> **THE REQUEST**:
In the registration statement excerpt below, quote word for word the passage that begins at the words "Item 4. Description" and stops after "Directors and Officers.".

> **DOCUMENT EXCERPT**:
[Start]

The following documents, which have been filed by International Shipholding Corporation (the “Company” or the “Registrant”) with the Securities and Exchange Commission (the “Commission”), are incorporated herein by reference:
(a) The Company’s latest Annual Report on Form 10-K filed pursuant to Section 13 of the Securities Exchange Act of 1934 (the “Exchange Act”);
(b) All other reports filed by us pursuant to Section 13(a) or 15(d) of the Exchange Act since the end of the fiscal year covered by the Annual Report referred to in (a); and
(c) The description of the Company’s Common Stock included in Amendment No. 2 to the Company’s Registration Statement on Form 8-A/A filed with the Commission on October 12, 2010 under the Exchange Act relating to the Company’s Common Stock.
All documents filed by us with the Commission pursuant to Sections 13(a), 13(c), 14, and 15(d) of the Exchange Act subsequent to the date of this Registration Statement and prior to the filing of a post-effective amendment that indicates that all securities offered have been sold or that deregisters all securities then remaining unsold shall, except to the extent otherwise provided by Regulation S-K or any other rule promulgated by the Commission, be deemed to be incorporated by reference in this Registration Statement and to be part hereof from the date of filing of such documents. Any statements contained in a document incorporated or deemed to be incorporated by reference shall be deemed to be modified or superseded to the extent that a statement contained herein or in any other document subsequently filed or incorporated by reference herein modifies or supersedes such statement. Any statement so modified or superseded shall not be deemed, except as so modified or superseded, to constitute a part of this Registration Statement.
Item 4. Description of Securities.
Not applicable.
Item 5. Interests of Named Experts and Counsel.
Not applicable.
Item 6. Indemnification of Directors and Officers.
Section 145 of the General Corporation Law of Delaware empowers us to indemnify, subject to the standards prescribed in Section 145, any person in connection with any action, suit, or proceeding brought or threatened by reason of the fact that the person is or was our director, officer, employee, or agent.
Article VI of our certificate of incorporation provides that our Board of Directors is expressly authorized to provide indemnification to the full extent permitted by Delaware law. Further, Article X of our certificate of incorporation expressly provides that no director shall be personally liable to the Company or our stockholders for monetary damages for any breach of fiduciary duty by such director as a director, except (i) for breach of the director’s duty of loyalty to the Company or its stockholders, (ii) for acts or omissions not in good faith or which involve the intentional misconduct or a knowing violation of law, (iii) pursuant to Section 174 of the Delaware General Corporation Law, or (iv) for any transaction from which the director derived an improper personal benefit.
In addition, Article II, Section 9 of our by-laws requires us to indemnify, in certain circumstances, any current or former director or officer against certain expenses that exceed the coverage of, or are not covered by, our directors and officers insurance policy (described below). Subject to the procedures, requirements, and limitations set forth in Article II, Section 9, we are required to indemnify anyone who was or is made a party to, or is threatened to be made a party to, or is otherwise involved in, any claim, action, suit, or proceeding by reason of the fact that the person is or was our director or officer if such person (i) is successful in defending the claim on its merits; (ii) was involved in the proceeding only as a witness; or (iii) is found to have (a) acted in good faith, (b) reasonably believed that his or her conduct was in, or not opposed to, the best interest of our Company, and (c) in the case of a criminal action or proceeding, had no reasonable cause to believe that his or her conduct was unlawful. Covered expenses include any reasonable expenses and liabilities (including attorneys’ fees, fees of experts retained by attorneys, judgments, punitive or exemplary damages, fines and amounts paid in settlement), but do not include amounts (i) paid in settlement of a claim against a director or officer by or in the right of the Company, or (ii) that the Company has not approved in advance.

[End]

> **ENTRIES SUPPLIED**:

[Start]

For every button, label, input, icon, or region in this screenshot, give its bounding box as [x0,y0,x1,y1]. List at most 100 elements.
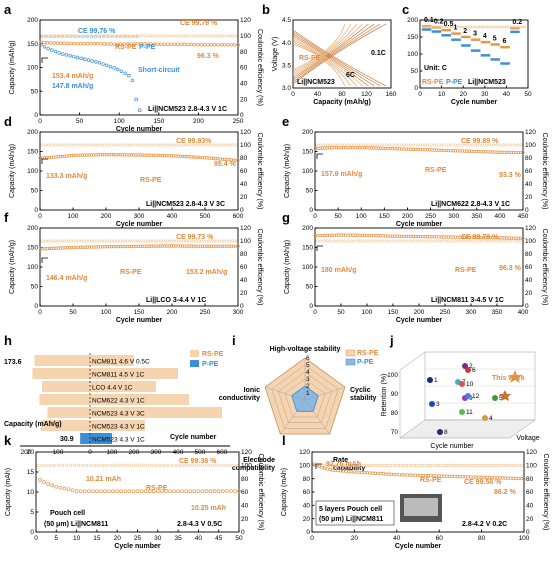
condition-label-d: Li||NCM523 2.8-4.3 V 3C [146,201,225,208]
x-tick-label-right-h: 600 [217,449,228,456]
ce-point-g [457,239,461,243]
ce-point-g [377,239,381,243]
arrow-f [41,257,48,263]
data-point-a [46,46,50,51]
ce-point-f [119,239,123,243]
x-tick-label-e: 250 [425,213,436,220]
ce-point-c [437,25,441,29]
ce-point-e [329,143,333,147]
rate-point-c [468,35,471,39]
cycle-bar-h [90,368,178,379]
data-point-d [69,153,74,158]
ce-point-g [343,239,347,243]
ce-point-a [81,35,85,39]
data-point-k [127,489,132,494]
data-point-d [198,155,202,160]
y2-tick-label-g: 120 [525,225,536,232]
ce-point-g [446,239,450,243]
ce-point-a [195,34,199,38]
data-point-f [200,244,205,248]
ce-point-a [191,34,195,38]
scatter-point-j [465,367,471,373]
ce-point-k [81,463,85,467]
data-point-k [172,489,176,494]
ce-point-l [501,463,506,467]
ce-point-f [79,239,83,243]
y-tick-label-a: 50 [31,88,39,95]
data-point-f [132,244,136,249]
data-point-d [56,155,60,159]
rate-point-c [427,28,430,31]
ce-point-d [53,143,57,147]
ce-point-d [132,143,136,147]
rate-point-c [487,54,491,57]
ce-point-l [378,463,382,467]
ce-point-e [498,143,502,147]
y2-tick-label-d: 40 [240,181,248,188]
data-point-d [203,156,207,160]
ce-point-g [471,239,475,243]
rate-point-c [468,44,471,47]
data-point-k [208,489,213,493]
ce-point-g [419,239,423,243]
cycle-bar-h [90,407,222,418]
data-point-d [183,154,187,159]
data-point-k [200,489,205,494]
data-point-l [458,475,462,479]
data-point-d [180,154,185,159]
data-point-k [38,478,42,482]
y-tick-label-l: 0 [306,529,310,536]
data-point-k [204,489,209,494]
data-point-f [109,245,114,249]
charge-curve-b [292,39,357,87]
data-point-k [135,489,140,494]
x-tick-label-left-h: 0 [88,449,92,456]
rate-point-c [451,32,454,35]
y2-axis-label-k: Coulombic efficiency (%) [257,454,264,531]
rate-point-c [486,40,489,44]
y-tick-label-a: 200 [27,17,38,24]
ce-point-k [202,463,207,467]
x-tick-label-l: 80 [478,535,486,542]
x-tick-label-a: 100 [114,118,125,125]
data-point-g [521,236,525,241]
ce-point-g [398,239,402,243]
x-tick-label-d: 300 [134,213,145,220]
data-point-l [413,473,417,477]
legend-swatch-rspe-h [190,350,199,357]
y-tick-label-k: 10 [27,489,35,496]
data-point-f [203,244,207,248]
y2-tick-label-a: 120 [240,17,251,24]
ce-point-f [181,239,185,243]
charge-curve-b [292,33,375,87]
data-point-d [114,153,118,157]
data-point-a [105,63,109,68]
rate-tag-c: 4 [483,33,487,40]
ce-point-e [339,143,343,147]
ce-point-g [384,239,388,243]
y-tick-label-b: 4.0 [282,40,291,47]
x-tick-label-e: 300 [448,213,459,220]
x-tick-label-e: 0 [313,213,317,220]
data-point-a [105,42,110,46]
x-tick-label-g: 300 [466,309,477,316]
ce-point-k [206,463,211,467]
ce-point-g [439,239,443,243]
ce-point-k [72,463,77,467]
data-point-f [129,244,134,249]
ce-point-g [315,239,319,243]
data-point-a [65,41,70,46]
x-tick-label-d: 0 [38,213,42,220]
ce-point-d [99,143,103,147]
ce-point-e [353,143,357,147]
ce-point-k [137,463,142,467]
data-point-f [223,244,227,248]
capacity-bar-ppe-h [80,433,90,444]
ce-point-c [520,25,524,29]
ce-point-c [518,25,522,29]
ce-point-g [460,239,464,243]
data-point-d [214,156,218,161]
ce-point-f [188,239,192,243]
legend-ppe-h: P-PE [202,361,219,368]
data-point-k [164,489,168,494]
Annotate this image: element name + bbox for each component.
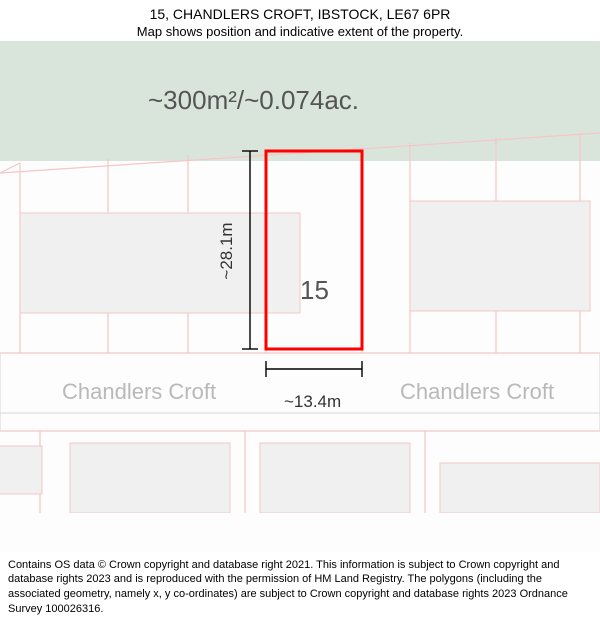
building-footprint	[440, 463, 600, 513]
map-svg: 15 ~300m²/~0.074ac. Chandlers Croft Chandle…	[0, 41, 600, 513]
house-number-label: 15	[300, 275, 329, 305]
property-address-title: 15, CHANDLERS CROFT, IBSTOCK, LE67 6PR	[4, 6, 596, 22]
building-footprint	[410, 201, 590, 311]
building-footprint	[20, 213, 300, 313]
header: 15, CHANDLERS CROFT, IBSTOCK, LE67 6PR M…	[0, 0, 600, 41]
property-map-card: 15, CHANDLERS CROFT, IBSTOCK, LE67 6PR M…	[0, 0, 600, 625]
dimension-label-width: ~13.4m	[284, 392, 341, 411]
map-subtitle: Map shows position and indicative extent…	[4, 24, 596, 39]
building-footprint	[0, 446, 42, 494]
road-name-label: Chandlers Croft	[400, 379, 554, 404]
map-canvas: 15 ~300m²/~0.074ac. Chandlers Croft Chandle…	[0, 41, 600, 552]
building-footprint	[70, 443, 230, 513]
building-footprint	[260, 443, 410, 513]
dimension-label-height: ~28.1m	[217, 222, 236, 279]
area-label: ~300m²/~0.074ac.	[148, 85, 359, 115]
copyright-footer: Contains OS data © Crown copyright and d…	[0, 552, 600, 625]
road-name-label: Chandlers Croft	[62, 379, 216, 404]
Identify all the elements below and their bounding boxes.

[End]

> **WORKED SOLUTION**:
Item 4. Description of Securities.
Not applicable.
Item 5. Interests of Named Experts and Counsel.
Not applicable.
Item 6. Indemnification of Directors and Officers.